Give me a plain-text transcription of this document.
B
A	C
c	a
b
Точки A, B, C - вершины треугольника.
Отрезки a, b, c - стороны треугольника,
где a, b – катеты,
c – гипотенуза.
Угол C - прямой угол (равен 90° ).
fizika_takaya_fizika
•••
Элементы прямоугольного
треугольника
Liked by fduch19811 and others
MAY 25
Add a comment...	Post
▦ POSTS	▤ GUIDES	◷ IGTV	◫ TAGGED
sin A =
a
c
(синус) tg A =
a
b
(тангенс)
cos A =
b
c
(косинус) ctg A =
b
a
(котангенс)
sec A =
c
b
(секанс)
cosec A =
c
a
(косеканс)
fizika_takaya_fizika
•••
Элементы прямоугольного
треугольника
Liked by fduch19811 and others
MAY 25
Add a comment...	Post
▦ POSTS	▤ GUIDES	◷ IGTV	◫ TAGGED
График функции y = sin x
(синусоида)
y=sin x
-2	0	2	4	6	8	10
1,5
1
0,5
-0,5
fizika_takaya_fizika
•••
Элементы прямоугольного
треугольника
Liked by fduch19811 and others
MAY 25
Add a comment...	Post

══════

▶ Task:
Word for word, write out all of the data above.

▶ Complete answer:
Give me a plain-text transcription of this document.
B
A	C
c	a
b
Точки A, B, C - вершины треугольника.
Отрезки a, b, c - стороны треугольника,
где a, b – катеты,
c – гипотенуза.
Угол C - прямой угол (равен 90° ).
fizika_takaya_fizika
•••
Элементы прямоугольного
треугольника
Liked by fduch19811 and others
MAY 25
Add a comment...	Post
▦ POSTS	▤ GUIDES	◷ IGTV	◫ TAGGED
sin A =
a
c
(синус) tg A =
a
b
(тангенс)
cos A =
b
c
(косинус) ctg A =
b
a
(котангенс)
sec A =
c
b
(секанс)
cosec A =
c
a
(косеканс)
fizika_takaya_fizika
•••
Элементы прямоугольного
треугольника
Liked by fduch19811 and others
MAY 25
Add a comment...	Post
▦ POSTS	▤ GUIDES	◷ IGTV	◫ TAGGED
График функции y = sin x
(синусоида)
y=sin x
-2	0	2	4	6	8	10
1,5
1
0,5
-0,5
fizika_takaya_fizika
•••
Элементы прямоугольного
треугольника
Liked by fduch19811 and others
MAY 25
Add a comment...	Post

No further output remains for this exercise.